## SHORT PROBLEM:
Write each line out again exactly as written.

Data records:
+-------+

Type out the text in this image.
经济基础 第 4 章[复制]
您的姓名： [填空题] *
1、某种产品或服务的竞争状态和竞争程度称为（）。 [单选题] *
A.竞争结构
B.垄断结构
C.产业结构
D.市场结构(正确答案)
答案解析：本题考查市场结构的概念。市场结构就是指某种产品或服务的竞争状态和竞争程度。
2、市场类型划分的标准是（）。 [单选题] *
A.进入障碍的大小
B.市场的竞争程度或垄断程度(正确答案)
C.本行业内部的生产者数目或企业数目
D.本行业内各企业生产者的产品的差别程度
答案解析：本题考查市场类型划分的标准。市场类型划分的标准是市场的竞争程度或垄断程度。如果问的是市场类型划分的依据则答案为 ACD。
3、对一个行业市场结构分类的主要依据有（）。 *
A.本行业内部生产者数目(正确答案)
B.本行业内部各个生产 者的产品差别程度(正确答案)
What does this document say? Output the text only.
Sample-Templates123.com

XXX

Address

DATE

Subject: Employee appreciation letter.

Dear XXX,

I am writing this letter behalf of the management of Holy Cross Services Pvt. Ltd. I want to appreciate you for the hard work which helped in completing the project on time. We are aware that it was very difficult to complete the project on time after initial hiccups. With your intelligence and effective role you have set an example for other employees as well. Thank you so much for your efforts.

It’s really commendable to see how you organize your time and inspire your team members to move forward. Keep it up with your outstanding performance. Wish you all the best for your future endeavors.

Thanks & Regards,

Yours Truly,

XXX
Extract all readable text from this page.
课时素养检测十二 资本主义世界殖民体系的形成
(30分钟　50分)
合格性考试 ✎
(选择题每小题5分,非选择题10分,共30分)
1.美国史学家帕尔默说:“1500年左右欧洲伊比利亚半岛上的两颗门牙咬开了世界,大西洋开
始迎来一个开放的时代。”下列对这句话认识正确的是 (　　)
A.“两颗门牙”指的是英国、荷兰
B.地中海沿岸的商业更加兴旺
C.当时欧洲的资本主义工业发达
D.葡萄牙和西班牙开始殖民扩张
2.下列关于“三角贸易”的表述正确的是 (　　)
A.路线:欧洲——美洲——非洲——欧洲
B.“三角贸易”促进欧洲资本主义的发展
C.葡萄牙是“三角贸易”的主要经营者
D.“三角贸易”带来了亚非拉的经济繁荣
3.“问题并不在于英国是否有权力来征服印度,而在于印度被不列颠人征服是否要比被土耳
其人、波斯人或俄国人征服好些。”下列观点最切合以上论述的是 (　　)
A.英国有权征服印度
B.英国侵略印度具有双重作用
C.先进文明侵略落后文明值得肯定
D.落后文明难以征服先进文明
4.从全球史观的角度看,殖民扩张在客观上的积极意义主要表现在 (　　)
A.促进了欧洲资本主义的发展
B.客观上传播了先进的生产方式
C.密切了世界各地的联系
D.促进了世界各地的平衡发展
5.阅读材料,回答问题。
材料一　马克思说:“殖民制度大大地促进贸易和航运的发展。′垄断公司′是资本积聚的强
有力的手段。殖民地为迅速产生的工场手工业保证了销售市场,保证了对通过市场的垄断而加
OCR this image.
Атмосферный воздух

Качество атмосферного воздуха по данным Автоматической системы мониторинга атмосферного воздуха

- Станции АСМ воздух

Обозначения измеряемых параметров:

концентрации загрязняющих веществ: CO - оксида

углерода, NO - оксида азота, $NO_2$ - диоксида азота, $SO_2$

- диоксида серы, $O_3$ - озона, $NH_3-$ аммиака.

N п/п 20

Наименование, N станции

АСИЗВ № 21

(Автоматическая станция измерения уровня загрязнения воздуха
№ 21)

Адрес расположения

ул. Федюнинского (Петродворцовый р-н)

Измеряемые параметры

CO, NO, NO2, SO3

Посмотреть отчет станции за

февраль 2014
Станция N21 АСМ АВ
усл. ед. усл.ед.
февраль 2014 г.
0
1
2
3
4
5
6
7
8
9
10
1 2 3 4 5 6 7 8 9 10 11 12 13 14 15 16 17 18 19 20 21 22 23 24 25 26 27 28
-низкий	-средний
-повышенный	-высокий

+-------+

## TASK OUTPUT:
Type out the text in this image.
经济基础 第 4 章[复制]
您的姓名： [填空题] *
1、某种产品或服务的竞争状态和竞争程度称为（）。 [单选题] *
A.竞争结构
B.垄断结构
C.产业结构
D.市场结构(正确答案)
答案解析：本题考查市场结构的概念。市场结构就是指某种产品或服务的竞争状态和竞争程度。
2、市场类型划分的标准是（）。 [单选题] *
A.进入障碍的大小
B.市场的竞争程度或垄断程度(正确答案)
C.本行业内部的生产者数目或企业数目
D.本行业内各企业生产者的产品的差别程度
答案解析：本题考查市场类型划分的标准。市场类型划分的标准是市场的竞争程度或垄断程度。如果问的是市场类型划分的依据则答案为 ACD。
3、对一个行业市场结构分类的主要依据有（）。 *
A.本行业内部生产者数目(正确答案)
B.本行业内部各个生产 者的产品差别程度(正确答案)
What does this document say? Output the text only.
Sample-Templates123.com

XXX

Address

DATE

Subject: Employee appreciation letter.

Dear XXX,

I am writing this letter behalf of the management of Holy Cross Services Pvt. Ltd. I want to appreciate you for the hard work which helped in completing the project on time. We are aware that it was very difficult to complete the project on time after initial hiccups. With your intelligence and effective role you have set an example for other employees as well. Thank you so much for your efforts.

It’s really commendable to see how you organize your time and inspire your team members to move forward. Keep it up with your outstanding performance. Wish you all the best for your future endeavors.

Thanks & Regards,

Yours Truly,

XXX
Extract all readable text from this page.
课时素养检测十二 资本主义世界殖民体系的形成
(30分钟　50分)
合格性考试 ✎
(选择题每小题5分,非选择题10分,共30分)
1.美国史学家帕尔默说:“1500年左右欧洲伊比利亚半岛上的两颗门牙咬开了世界,大西洋开
始迎来一个开放的时代。”下列对这句话认识正确的是 (　　)
A.“两颗门牙”指的是英国、荷兰
B.地中海沿岸的商业更加兴旺
C.当时欧洲的资本主义工业发达
D.葡萄牙和西班牙开始殖民扩张
2.下列关于“三角贸易”的表述正确的是 (　　)
A.路线:欧洲——美洲——非洲——欧洲
B.“三角贸易”促进欧洲资本主义的发展
C.葡萄牙是“三角贸易”的主要经营者
D.“三角贸易”带来了亚非拉的经济繁荣
3.“问题并不在于英国是否有权力来征服印度,而在于印度被不列颠人征服是否要比被土耳
其人、波斯人或俄国人征服好些。”下列观点最切合以上论述的是 (　　)
A.英国有权征服印度
B.英国侵略印度具有双重作用
C.先进文明侵略落后文明值得肯定
D.落后文明难以征服先进文明
4.从全球史观的角度看,殖民扩张在客观上的积极意义主要表现在 (　　)
A.促进了欧洲资本主义的发展
B.客观上传播了先进的生产方式
C.密切了世界各地的联系
D.促进了世界各地的平衡发展
5.阅读材料,回答问题。
材料一　马克思说:“殖民制度大大地促进贸易和航运的发展。′垄断公司′是资本积聚的强
有力的手段。殖民地为迅速产生的工场手工业保证了销售市场,保证了对通过市场的垄断而加
OCR this image.
Атмосферный воздух

Качество атмосферного воздуха по данным Автоматической системы мониторинга атмосферного воздуха

- Станции АСМ воздух

Обозначения измеряемых параметров:

концентрации загрязняющих веществ: CO - оксида

углерода, NO - оксида азота, $NO_2$ - диоксида азота, $SO_2$

- диоксида серы, $O_3$ - озона, $NH_3-$ аммиака.

N п/п 20

Наименование, N станции

АСИЗВ № 21

(Автоматическая станция измерения уровня загрязнения воздуха
№ 21)

Адрес расположения

ул. Федюнинского (Петродворцовый р-н)

Измеряемые параметры

CO, NO, NO2, SO3

Посмотреть отчет станции за

февраль 2014
Станция N21 АСМ АВ
усл. ед. усл.ед.
февраль 2014 г.
0
1
2
3
4
5
6
7
8
9
10
1 2 3 4 5 6 7 8 9 10 11 12 13 14 15 16 17 18 19 20 21 22 23 24 25 26 27 28
-низкий	-средний
-повышенный	-высокий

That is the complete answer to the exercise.